GIVEN PASSAGE

Local politicians want to pump $500 million into NYCHA’s repair process after a report came out Thursday detailing unsafe conditions in five NYCHA housing developments.
The plan aims at redirecting money to the underfunded NYCHA, restoring state aid, beginning an incentives program for private developers, and creating a NYCHA watchdog agency.
In a 19-page report deeming NYCHA the “Worst Landlord in NYC,” State Senator Jeffrey Klein and Council Member Ritchie Torres unveiled the comprehensive plan at a news conference on Thursday, showing a series of photographs that documented various unsafe and unsanitary conditions in the housing developments.
“Right now we have a Byzantine system for making repairs,” Klein told reporters.
Klein said employees in his office visited five housing developments, one in each borough chosen at random, and documented the conditions. Infractions ranged from a basement full of flies that constantly bit a woman’s children and debris from recent fires to unsafe lighting in stairwells and fire exits without easy access.
“To watch these images is to witness the decline of the New York Housing Authority,” said Torres, who is originally from the Throgs Neck Houses in the Bronx. His mother is still a resident there.
NYCHA manages 179,000 apartment units at 334 developments. With 600,000 tenants, nearly the population of Boston, NYCHA is the largest landlord in the city. It is not inspected by the Department of Buildings.
Klein and Torres outlined the Independent Democratic Conference’s multi-point plan called “NYCHA 2020” to address the issues. The IDC, an independent caucus of five Democratic senators from New York, is partnering with the Real Affordability for All Coalition, Community Services Society of New York (CSS) and Community Voices Heard.
Of the $500 million, $250 million will come from the state in capital funding. The remaining $250 million will, Klein hopes, be put up by New York City as matching funds. All of the money will go toward repairs, upgrades, and reconstruction at the housing offices. Torres’ and Klein’s plan additionally urges the state to match operating cost savings that NYCHA acquires through the 2020 plan.
The plan calls for the restoration of $12 million in state aid to NYCHA by 2020. As early as 1998, under former Gov. George Pataki, state funding was cut for 12,000 apartments stemming from a perception that NYCHA had all the funds it needed. This was further exacerbated in 2007 when former Gov. Eliot Spitzer granted NYCHA just $3.2 million of the $62 million it requested for daily operations.
The city also pulled funding for 8,000 more units a few years later. As a result, NYCHA had to dip into reserve funding, meant for unexpected and emergency costs. From 2001 to 2006, it used $414 million of its reserves.
Because of significant decreases in funding, NYCHA has made staff cuts–and as a result it takes much longer for repairs to be completed. The wait time for repairs in NYCHA housing is currently as long as two years, with the longest repairs in the Grant Houses in Manhattan, according to New York Daily News. The backlog of repairs is nearly 420,000.
One reason for the pervasive maintenance issues is a lack of oversight of NYCHA, as well as poor transparency at state and city levels.

DATASET CONTENT
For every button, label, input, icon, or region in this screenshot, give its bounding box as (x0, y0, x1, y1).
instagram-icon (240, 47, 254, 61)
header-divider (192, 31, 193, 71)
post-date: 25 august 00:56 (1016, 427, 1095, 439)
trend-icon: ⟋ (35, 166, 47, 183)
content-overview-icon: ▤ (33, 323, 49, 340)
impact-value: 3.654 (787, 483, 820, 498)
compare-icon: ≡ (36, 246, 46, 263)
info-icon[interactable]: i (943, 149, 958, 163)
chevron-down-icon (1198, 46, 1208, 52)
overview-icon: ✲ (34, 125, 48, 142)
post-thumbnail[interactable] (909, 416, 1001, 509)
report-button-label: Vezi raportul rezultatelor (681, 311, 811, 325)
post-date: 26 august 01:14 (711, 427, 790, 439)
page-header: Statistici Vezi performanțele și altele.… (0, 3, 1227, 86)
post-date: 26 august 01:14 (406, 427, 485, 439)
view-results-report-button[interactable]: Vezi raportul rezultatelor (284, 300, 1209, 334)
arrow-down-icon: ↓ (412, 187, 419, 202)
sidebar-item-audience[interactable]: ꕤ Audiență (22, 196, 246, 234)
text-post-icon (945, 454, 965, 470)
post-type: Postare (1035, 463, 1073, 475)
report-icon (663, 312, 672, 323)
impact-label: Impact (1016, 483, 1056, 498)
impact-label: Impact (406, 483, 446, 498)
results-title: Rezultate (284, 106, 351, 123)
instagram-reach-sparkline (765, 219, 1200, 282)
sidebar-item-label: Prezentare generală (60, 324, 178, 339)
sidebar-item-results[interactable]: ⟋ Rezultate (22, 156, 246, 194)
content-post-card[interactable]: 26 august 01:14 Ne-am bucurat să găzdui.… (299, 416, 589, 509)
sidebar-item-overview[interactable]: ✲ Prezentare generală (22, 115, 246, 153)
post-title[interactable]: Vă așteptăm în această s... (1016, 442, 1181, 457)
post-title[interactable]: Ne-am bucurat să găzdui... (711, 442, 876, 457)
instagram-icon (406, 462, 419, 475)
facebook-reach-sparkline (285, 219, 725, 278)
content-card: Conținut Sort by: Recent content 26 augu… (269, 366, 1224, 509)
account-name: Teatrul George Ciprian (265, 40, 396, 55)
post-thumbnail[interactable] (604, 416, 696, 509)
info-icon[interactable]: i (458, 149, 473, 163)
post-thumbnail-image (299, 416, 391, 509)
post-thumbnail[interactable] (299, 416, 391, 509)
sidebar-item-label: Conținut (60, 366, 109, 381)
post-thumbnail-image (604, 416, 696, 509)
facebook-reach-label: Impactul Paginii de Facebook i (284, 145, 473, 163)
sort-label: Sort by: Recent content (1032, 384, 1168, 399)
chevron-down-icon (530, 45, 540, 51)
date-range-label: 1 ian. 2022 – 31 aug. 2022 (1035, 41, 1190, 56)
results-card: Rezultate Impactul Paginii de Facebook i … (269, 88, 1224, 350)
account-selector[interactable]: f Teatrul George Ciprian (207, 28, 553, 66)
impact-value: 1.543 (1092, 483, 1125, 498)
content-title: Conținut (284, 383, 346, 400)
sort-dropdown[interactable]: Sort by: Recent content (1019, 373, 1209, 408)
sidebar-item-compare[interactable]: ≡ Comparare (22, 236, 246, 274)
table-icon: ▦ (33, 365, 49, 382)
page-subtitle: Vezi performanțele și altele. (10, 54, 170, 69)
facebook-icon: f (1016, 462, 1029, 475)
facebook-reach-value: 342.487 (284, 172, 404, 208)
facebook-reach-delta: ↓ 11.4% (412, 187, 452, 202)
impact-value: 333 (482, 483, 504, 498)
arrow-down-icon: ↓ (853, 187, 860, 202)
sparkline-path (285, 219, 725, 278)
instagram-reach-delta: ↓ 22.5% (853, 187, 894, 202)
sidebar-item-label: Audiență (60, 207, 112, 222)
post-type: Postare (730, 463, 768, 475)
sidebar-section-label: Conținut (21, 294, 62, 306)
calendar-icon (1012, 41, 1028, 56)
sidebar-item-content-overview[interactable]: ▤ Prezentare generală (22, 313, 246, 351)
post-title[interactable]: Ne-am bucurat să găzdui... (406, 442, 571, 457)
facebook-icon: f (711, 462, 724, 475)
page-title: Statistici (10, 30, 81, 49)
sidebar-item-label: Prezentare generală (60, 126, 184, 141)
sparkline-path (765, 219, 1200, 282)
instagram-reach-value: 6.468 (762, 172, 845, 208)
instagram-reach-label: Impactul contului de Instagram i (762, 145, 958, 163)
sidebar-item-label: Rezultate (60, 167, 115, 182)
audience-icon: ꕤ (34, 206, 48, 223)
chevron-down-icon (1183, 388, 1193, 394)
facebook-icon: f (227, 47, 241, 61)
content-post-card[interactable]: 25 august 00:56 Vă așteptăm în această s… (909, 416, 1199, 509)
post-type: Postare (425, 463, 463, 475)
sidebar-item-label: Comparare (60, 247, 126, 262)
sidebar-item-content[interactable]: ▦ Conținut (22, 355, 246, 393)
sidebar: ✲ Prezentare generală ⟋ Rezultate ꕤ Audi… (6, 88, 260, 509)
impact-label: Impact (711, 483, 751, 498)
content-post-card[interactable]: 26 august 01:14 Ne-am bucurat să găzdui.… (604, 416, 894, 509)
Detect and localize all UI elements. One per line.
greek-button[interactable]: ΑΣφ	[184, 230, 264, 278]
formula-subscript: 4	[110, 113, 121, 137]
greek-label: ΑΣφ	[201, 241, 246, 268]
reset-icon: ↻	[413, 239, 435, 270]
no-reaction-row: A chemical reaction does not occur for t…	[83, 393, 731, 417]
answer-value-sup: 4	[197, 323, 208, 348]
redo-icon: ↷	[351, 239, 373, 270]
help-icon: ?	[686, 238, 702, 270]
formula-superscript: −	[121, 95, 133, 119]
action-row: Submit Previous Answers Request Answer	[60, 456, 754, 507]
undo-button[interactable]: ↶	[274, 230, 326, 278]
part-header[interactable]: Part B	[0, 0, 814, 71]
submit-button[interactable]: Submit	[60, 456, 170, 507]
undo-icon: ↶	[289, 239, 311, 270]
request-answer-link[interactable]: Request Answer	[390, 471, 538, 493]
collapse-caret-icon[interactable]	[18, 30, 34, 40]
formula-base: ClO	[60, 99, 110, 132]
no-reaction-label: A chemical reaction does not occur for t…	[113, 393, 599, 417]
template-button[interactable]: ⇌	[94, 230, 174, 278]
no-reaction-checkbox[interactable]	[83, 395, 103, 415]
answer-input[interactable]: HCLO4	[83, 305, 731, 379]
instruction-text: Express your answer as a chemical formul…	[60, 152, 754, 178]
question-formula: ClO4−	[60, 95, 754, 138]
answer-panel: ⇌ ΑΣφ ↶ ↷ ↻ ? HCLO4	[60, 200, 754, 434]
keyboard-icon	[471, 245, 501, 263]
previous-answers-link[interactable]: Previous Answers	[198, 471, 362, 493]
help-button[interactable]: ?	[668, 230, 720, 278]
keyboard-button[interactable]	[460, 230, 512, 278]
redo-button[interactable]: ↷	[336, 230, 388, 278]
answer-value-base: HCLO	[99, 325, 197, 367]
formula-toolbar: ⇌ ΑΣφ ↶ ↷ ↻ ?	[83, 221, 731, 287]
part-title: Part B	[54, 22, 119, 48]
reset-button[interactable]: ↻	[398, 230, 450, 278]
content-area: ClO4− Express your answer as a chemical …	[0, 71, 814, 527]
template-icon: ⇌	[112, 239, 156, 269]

WORK INSTRUCTIONS
- A) According to the NYCHA article, how many apartment units does NYCHA manage?
- B) Pick up the NYCHA article after its last sentence and keep writing it.
The lines after the NYCHA article come from a separate source.

ANSWER LIST
- A) 179,000 apartment units at 334 developments.

- B)
“We deserve and the tenants deserve a clear and transparent reform plan,” Klein said.
Klein and Torres’s plan addresses this by calling for the creation of an independent NYCHA watchdog organization. It would compile an annual public report of conditions in each NYCHA housing development, including tracking repairs, that would be given to the city council, mayor’s office, and the Department of Housing and Community Renewal.
To provide incentive for faster repairs, Klein and Torres hope to allow private developers to “adopt” a housing project and receive a zoning bonus for any repair work they do at the development.
Separately from this plan, an unspecified amount of money from the city will go to five NYCHA houses–Wagner, Lincoln, Jefferson, Wilson, and East River–in a city-funded pilot program that will allow individual property managers at housing developments to oversee repairs. The property managers now have their own budgets to attend to housing maintenance in an attempt to speed up repair time. The program’s funding came from a $101 million payout to the Manhattan District Attorney’s office from BNP Paribas for violating United States sanctions against Sudan, Cuba, and Iran. Funds will go towards new doors, exterior lighting, entryways, and the placement of security cameras in elevators, indoors, and outdoors.
NYCHA is hardly unfamiliar with accusations of negligence. Over $27 million was allocated in 2013 for the installment of security cameras in over 49 public housing developments by the end of 2014. The NY Daily News reported that as of June 2014, not a single camera had gone up.
In a statement via email, a NYCHA spokesman said the agency recognizes the importance of the unsafe and unsanitary conditions and attributed them to underfunding. It said it has “streamlined repairs and made safety and security upgrades” with support from Mayor Bill de Blasio.
“There is still much more work to be done,” an agency representative said in a statement. “We look forward to working with IDC and all state-elected officials, the City Council, our residents, and all stakeholders to ensure we can obtain the additional resources needed to repair and preserve this vital resource.”
Yvonne Juris contributed to reporting.